Task objective: Every record must be repeated exactly, with no omission.

Supplied data:
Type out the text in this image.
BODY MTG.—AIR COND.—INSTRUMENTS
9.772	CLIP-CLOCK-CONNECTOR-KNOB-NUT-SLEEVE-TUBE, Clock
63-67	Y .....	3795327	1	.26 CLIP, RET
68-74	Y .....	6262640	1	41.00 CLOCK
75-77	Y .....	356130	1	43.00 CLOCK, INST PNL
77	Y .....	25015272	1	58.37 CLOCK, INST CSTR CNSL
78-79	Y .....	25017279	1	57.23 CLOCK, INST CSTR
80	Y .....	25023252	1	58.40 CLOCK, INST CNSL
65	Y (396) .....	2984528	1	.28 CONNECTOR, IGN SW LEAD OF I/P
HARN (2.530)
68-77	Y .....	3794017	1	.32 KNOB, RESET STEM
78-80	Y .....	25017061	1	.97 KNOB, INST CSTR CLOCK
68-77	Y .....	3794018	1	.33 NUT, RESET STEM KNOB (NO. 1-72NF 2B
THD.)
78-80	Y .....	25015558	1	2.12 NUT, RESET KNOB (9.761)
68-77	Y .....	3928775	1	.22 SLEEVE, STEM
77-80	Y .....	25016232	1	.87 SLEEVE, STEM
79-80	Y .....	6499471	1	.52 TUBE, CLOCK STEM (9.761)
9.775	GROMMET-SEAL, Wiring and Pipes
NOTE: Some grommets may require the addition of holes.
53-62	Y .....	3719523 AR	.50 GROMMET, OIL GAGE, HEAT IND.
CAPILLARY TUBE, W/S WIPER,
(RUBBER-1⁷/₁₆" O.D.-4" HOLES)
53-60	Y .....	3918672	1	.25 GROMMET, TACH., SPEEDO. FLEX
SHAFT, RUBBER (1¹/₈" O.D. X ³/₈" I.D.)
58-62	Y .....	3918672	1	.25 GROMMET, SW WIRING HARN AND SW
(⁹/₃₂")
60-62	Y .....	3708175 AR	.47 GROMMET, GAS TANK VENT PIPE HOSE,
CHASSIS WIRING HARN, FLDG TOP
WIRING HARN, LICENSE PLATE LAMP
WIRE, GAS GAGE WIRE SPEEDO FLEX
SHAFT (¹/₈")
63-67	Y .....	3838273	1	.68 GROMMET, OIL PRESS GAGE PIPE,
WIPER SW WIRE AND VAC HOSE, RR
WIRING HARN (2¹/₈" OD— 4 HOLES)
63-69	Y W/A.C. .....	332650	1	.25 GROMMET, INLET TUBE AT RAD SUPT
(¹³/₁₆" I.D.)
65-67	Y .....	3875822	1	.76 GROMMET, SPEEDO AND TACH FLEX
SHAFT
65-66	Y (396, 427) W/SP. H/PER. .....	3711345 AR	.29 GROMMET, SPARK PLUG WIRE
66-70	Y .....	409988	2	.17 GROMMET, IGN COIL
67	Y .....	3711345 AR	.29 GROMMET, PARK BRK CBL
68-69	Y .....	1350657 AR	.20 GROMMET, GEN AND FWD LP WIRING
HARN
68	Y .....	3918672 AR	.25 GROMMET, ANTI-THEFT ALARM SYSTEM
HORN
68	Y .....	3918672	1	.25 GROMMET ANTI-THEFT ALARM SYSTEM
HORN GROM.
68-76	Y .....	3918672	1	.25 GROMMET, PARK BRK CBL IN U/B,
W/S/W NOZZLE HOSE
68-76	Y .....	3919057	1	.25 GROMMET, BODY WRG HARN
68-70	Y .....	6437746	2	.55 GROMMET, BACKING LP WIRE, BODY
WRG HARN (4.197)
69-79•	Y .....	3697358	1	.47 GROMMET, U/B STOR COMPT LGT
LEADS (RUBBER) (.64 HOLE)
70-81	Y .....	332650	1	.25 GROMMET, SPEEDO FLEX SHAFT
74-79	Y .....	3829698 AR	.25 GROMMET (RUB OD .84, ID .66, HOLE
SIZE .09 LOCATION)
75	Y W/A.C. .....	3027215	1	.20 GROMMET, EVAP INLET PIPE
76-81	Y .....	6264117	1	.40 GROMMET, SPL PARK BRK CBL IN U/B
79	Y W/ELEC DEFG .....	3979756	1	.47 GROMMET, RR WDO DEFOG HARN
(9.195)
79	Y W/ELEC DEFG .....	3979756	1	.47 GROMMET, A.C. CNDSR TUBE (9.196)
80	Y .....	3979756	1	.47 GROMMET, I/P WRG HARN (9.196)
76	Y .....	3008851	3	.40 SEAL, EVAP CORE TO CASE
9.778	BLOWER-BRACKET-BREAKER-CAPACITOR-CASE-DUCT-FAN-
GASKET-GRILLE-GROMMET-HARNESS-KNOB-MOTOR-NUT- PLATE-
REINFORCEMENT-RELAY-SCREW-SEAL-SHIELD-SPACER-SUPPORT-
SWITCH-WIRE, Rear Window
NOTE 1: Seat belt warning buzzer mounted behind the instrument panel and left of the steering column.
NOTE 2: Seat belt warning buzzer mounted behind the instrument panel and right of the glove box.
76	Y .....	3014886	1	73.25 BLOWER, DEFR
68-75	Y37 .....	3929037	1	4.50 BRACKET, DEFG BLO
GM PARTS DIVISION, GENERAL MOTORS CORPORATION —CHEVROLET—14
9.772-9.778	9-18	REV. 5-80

The output:
Type out the text in this image.
BODY MTG.—AIR COND.—INSTRUMENTS
9.772	CLIP-CLOCK-CONNECTOR-KNOB-NUT-SLEEVE-TUBE, Clock
63-67	Y .....	3795327	1	.26 CLIP, RET
68-74	Y .....	6262640	1	41.00 CLOCK
75-77	Y .....	356130	1	43.00 CLOCK, INST PNL
77	Y .....	25015272	1	58.37 CLOCK, INST CSTR CNSL
78-79	Y .....	25017279	1	57.23 CLOCK, INST CSTR
80	Y .....	25023252	1	58.40 CLOCK, INST CNSL
65	Y (396) .....	2984528	1	.28 CONNECTOR, IGN SW LEAD OF I/P
HARN (2.530)
68-77	Y .....	3794017	1	.32 KNOB, RESET STEM
78-80	Y .....	25017061	1	.97 KNOB, INST CSTR CLOCK
68-77	Y .....	3794018	1	.33 NUT, RESET STEM KNOB (NO. 1-72NF 2B
THD.)
78-80	Y .....	25015558	1	2.12 NUT, RESET KNOB (9.761)
68-77	Y .....	3928775	1	.22 SLEEVE, STEM
77-80	Y .....	25016232	1	.87 SLEEVE, STEM
79-80	Y .....	6499471	1	.52 TUBE, CLOCK STEM (9.761)
9.775	GROMMET-SEAL, Wiring and Pipes
NOTE: Some grommets may require the addition of holes.
53-62	Y .....	3719523 AR	.50 GROMMET, OIL GAGE, HEAT IND.
CAPILLARY TUBE, W/S WIPER,
(RUBBER-1⁷/₁₆" O.D.-4" HOLES)
53-60	Y .....	3918672	1	.25 GROMMET, TACH., SPEEDO. FLEX
SHAFT, RUBBER (1¹/₈" O.D. X ³/₈" I.D.)
58-62	Y .....	3918672	1	.25 GROMMET, SW WIRING HARN AND SW
(⁹/₃₂")
60-62	Y .....	3708175 AR	.47 GROMMET, GAS TANK VENT PIPE HOSE,
CHASSIS WIRING HARN, FLDG TOP
WIRING HARN, LICENSE PLATE LAMP
WIRE, GAS GAGE WIRE SPEEDO FLEX
SHAFT (¹/₈")
63-67	Y .....	3838273	1	.68 GROMMET, OIL PRESS GAGE PIPE,
WIPER SW WIRE AND VAC HOSE, RR
WIRING HARN (2¹/₈" OD— 4 HOLES)
63-69	Y W/A.C. .....	332650	1	.25 GROMMET, INLET TUBE AT RAD SUPT
(¹³/₁₆" I.D.)
65-67	Y .....	3875822	1	.76 GROMMET, SPEEDO AND TACH FLEX
SHAFT
65-66	Y (396, 427) W/SP. H/PER. .....	3711345 AR	.29 GROMMET, SPARK PLUG WIRE
66-70	Y .....	409988	2	.17 GROMMET, IGN COIL
67	Y .....	3711345 AR	.29 GROMMET, PARK BRK CBL
68-69	Y .....	1350657 AR	.20 GROMMET, GEN AND FWD LP WIRING
HARN
68	Y .....	3918672 AR	.25 GROMMET, ANTI-THEFT ALARM SYSTEM
HORN
68	Y .....	3918672	1	.25 GROMMET ANTI-THEFT ALARM SYSTEM
HORN GROM.
68-76	Y .....	3918672	1	.25 GROMMET, PARK BRK CBL IN U/B,
W/S/W NOZZLE HOSE
68-76	Y .....	3919057	1	.25 GROMMET, BODY WRG HARN
68-70	Y .....	6437746	2	.55 GROMMET, BACKING LP WIRE, BODY
WRG HARN (4.197)
69-79•	Y .....	3697358	1	.47 GROMMET, U/B STOR COMPT LGT
LEADS (RUBBER) (.64 HOLE)
70-81	Y .....	332650	1	.25 GROMMET, SPEEDO FLEX SHAFT
74-79	Y .....	3829698 AR	.25 GROMMET (RUB OD .84, ID .66, HOLE
SIZE .09 LOCATION)
75	Y W/A.C. .....	3027215	1	.20 GROMMET, EVAP INLET PIPE
76-81	Y .....	6264117	1	.40 GROMMET, SPL PARK BRK CBL IN U/B
79	Y W/ELEC DEFG .....	3979756	1	.47 GROMMET, RR WDO DEFOG HARN
(9.195)
79	Y W/ELEC DEFG .....	3979756	1	.47 GROMMET, A.C. CNDSR TUBE (9.196)
80	Y .....	3979756	1	.47 GROMMET, I/P WRG HARN (9.196)
76	Y .....	3008851	3	.40 SEAL, EVAP CORE TO CASE
9.778	BLOWER-BRACKET-BREAKER-CAPACITOR-CASE-DUCT-FAN-
GASKET-GRILLE-GROMMET-HARNESS-KNOB-MOTOR-NUT- PLATE-
REINFORCEMENT-RELAY-SCREW-SEAL-SHIELD-SPACER-SUPPORT-
SWITCH-WIRE, Rear Window
NOTE 1: Seat belt warning buzzer mounted behind the instrument panel and left of the steering column.
NOTE 2: Seat belt warning buzzer mounted behind the instrument panel and right of the glove box.
76	Y .....	3014886	1	73.25 BLOWER, DEFR
68-75	Y37 .....	3929037	1	4.50 BRACKET, DEFG BLO
GM PARTS DIVISION, GENERAL MOTORS CORPORATION —CHEVROLET—14
9.772-9.778	9-18	REV. 5-80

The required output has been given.